**Directions**: Examine the material below and count the lines that hold the word "this". Report only the number.

※ ※ ※

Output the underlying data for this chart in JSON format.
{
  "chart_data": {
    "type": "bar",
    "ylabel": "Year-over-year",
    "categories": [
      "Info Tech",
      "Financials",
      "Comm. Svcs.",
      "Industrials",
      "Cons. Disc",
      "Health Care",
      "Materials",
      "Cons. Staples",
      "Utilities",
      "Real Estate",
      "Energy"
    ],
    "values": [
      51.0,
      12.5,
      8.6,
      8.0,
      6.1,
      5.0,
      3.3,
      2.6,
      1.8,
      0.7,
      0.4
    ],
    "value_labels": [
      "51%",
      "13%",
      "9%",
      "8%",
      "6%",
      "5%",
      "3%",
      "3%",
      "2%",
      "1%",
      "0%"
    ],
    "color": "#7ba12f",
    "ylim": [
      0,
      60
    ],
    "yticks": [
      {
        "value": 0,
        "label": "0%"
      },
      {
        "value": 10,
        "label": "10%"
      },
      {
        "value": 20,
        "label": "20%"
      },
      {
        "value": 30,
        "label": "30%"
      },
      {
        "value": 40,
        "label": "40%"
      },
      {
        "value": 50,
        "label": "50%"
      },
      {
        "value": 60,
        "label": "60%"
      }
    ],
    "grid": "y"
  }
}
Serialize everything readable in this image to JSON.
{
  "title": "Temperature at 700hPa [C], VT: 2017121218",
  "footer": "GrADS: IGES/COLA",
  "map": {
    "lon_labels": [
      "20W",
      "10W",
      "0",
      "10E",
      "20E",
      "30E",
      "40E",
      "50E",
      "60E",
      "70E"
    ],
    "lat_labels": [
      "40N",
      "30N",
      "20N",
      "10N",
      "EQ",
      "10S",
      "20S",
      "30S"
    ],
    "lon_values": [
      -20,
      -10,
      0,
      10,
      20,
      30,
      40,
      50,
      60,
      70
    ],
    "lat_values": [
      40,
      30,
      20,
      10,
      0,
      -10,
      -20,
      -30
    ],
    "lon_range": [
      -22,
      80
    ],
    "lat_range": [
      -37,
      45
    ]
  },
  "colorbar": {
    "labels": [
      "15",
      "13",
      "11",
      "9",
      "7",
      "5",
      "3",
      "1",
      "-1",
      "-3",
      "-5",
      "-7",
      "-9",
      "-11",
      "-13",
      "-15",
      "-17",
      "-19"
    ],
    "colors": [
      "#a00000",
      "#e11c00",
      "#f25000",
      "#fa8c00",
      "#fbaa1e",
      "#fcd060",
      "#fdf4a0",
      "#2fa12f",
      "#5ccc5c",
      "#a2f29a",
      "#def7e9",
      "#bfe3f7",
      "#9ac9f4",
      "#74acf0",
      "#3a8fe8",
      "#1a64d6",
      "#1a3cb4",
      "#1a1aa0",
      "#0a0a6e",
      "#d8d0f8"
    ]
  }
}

※ ※ ※

**Completed task**: 2